GIVEN INSTRUCTION - Write out all of the entries that follow, word for word, but skip the pictures.

Collection entries
## Begin
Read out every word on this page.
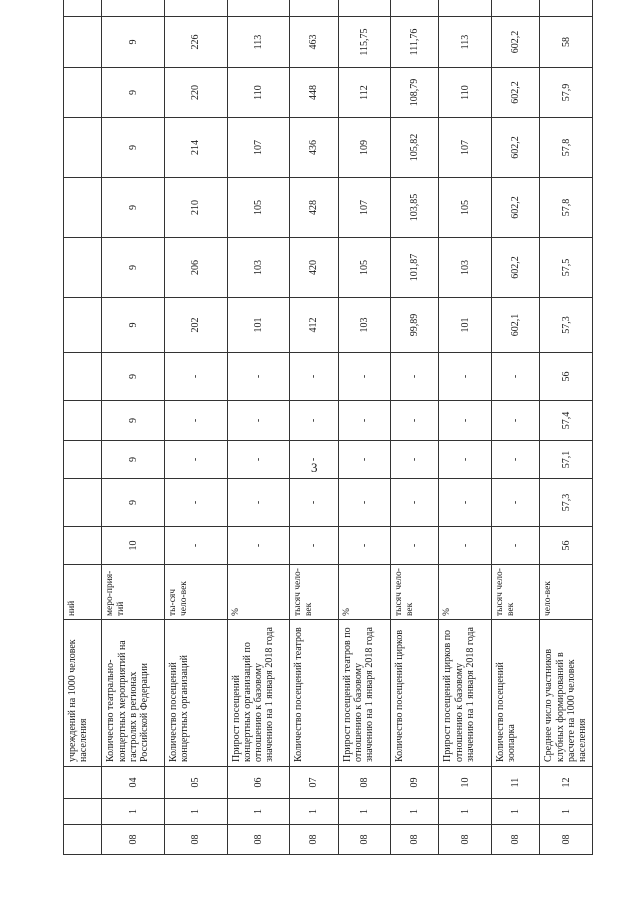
3
			учреждений на 1000 человек населения	ний												
08	1	04	Количество театрально-концертных мероприятий на гастролях в регионах Российской Федерации	меро-прия-тий	10	9	9	9	9	9	9	9	9	9	9	
08	1	05	Количество посещений концертных организаций	ты-сяч чело-век	-	-	-	-	-	202	206	210	214	220	226	
08	1	06	Прирост посещений концертных организаций по отношению к базовому значению на 1 января 2018 года	%	-	-	-	-	-	101	103	105	107	110	113	
08	1	07	Количество посещений театров	тысяч чело-век	-	-	-	-	-	412	420	428	436	448	463	
08	1	08	Прирост посещений театров по отношению к базовому значению на 1 января 2018 года	%	-	-	-	-	-	103	105	107	109	112	115,75	
08	1	09	Количество посещений цирков	тысяч чело-век	-	-	-	-	-	99,89	101,87	103,85	105,82	108,79	111,76	
08	1	10	Прирост посещений цирков по отношению к базовому значению на 1 января 2018 года	%	-	-	-	-	-	101	103	105	107	110	113	
08	1	11	Количество посещений зоопарка	тысяч чело-век	-	-	-	-	-	602,1	602,2	602,2	602,2	602,2	602,2	
08	1	12	Среднее число участников клубных формирований в расчете на 1000 человек населения	чело-век	56	57,3	57,1	57,4	56	57,3	57,5	57,8	57,8	57,9	58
## End
EXERCISE RESPONSE -
Read out every word on this page.
3
			учреждений на 1000 человек населения	ний												
08	1	04	Количество театрально-концертных мероприятий на гастролях в регионах Российской Федерации	меро-прия-тий	10	9	9	9	9	9	9	9	9	9	9	
08	1	05	Количество посещений концертных организаций	ты-сяч чело-век	-	-	-	-	-	202	206	210	214	220	226	
08	1	06	Прирост посещений концертных организаций по отношению к базовому значению на 1 января 2018 года	%	-	-	-	-	-	101	103	105	107	110	113	
08	1	07	Количество посещений театров	тысяч чело-век	-	-	-	-	-	412	420	428	436	448	463	
08	1	08	Прирост посещений театров по отношению к базовому значению на 1 января 2018 года	%	-	-	-	-	-	103	105	107	109	112	115,75	
08	1	09	Количество посещений цирков	тысяч чело-век	-	-	-	-	-	99,89	101,87	103,85	105,82	108,79	111,76	
08	1	10	Прирост посещений цирков по отношению к базовому значению на 1 января 2018 года	%	-	-	-	-	-	101	103	105	107	110	113	
08	1	11	Количество посещений зоопарка	тысяч чело-век	-	-	-	-	-	602,1	602,2	602,2	602,2	602,2	602,2	
08	1	12	Среднее число участников клубных формирований в расчете на 1000 человек населения	чело-век	56	57,3	57,1	57,4	56	57,3	57,5	57,8	57,8	57,9	58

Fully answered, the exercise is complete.